Exercise aim: Extract all of the data and reproduce it precisely.

Given entries:
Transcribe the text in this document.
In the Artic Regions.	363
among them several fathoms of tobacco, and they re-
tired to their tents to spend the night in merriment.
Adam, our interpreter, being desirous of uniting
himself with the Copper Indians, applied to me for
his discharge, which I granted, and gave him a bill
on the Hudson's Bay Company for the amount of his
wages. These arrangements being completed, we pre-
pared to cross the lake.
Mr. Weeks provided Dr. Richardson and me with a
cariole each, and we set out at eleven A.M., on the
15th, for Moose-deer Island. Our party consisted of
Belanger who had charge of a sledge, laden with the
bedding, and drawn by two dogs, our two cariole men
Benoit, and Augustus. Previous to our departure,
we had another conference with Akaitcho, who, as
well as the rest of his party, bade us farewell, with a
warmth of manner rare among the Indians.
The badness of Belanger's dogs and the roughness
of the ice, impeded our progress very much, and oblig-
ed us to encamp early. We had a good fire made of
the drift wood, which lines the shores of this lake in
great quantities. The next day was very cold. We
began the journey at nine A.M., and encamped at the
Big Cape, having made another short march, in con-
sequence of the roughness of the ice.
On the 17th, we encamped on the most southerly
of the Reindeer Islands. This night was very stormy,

Output of the exercise:
Transcribe the text in this document.
In the Artic Regions.	363
among them several fathoms of tobacco, and they re-
tired to their tents to spend the night in merriment.
Adam, our interpreter, being desirous of uniting
himself with the Copper Indians, applied to me for
his discharge, which I granted, and gave him a bill
on the Hudson's Bay Company for the amount of his
wages. These arrangements being completed, we pre-
pared to cross the lake.
Mr. Weeks provided Dr. Richardson and me with a
cariole each, and we set out at eleven A.M., on the
15th, for Moose-deer Island. Our party consisted of
Belanger who had charge of a sledge, laden with the
bedding, and drawn by two dogs, our two cariole men
Benoit, and Augustus. Previous to our departure,
we had another conference with Akaitcho, who, as
well as the rest of his party, bade us farewell, with a
warmth of manner rare among the Indians.
The badness of Belanger's dogs and the roughness
of the ice, impeded our progress very much, and oblig-
ed us to encamp early. We had a good fire made of
the drift wood, which lines the shores of this lake in
great quantities. The next day was very cold. We
began the journey at nine A.M., and encamped at the
Big Cape, having made another short march, in con-
sequence of the roughness of the ice.
On the 17th, we encamped on the most southerly
of the Reindeer Islands. This night was very stormy,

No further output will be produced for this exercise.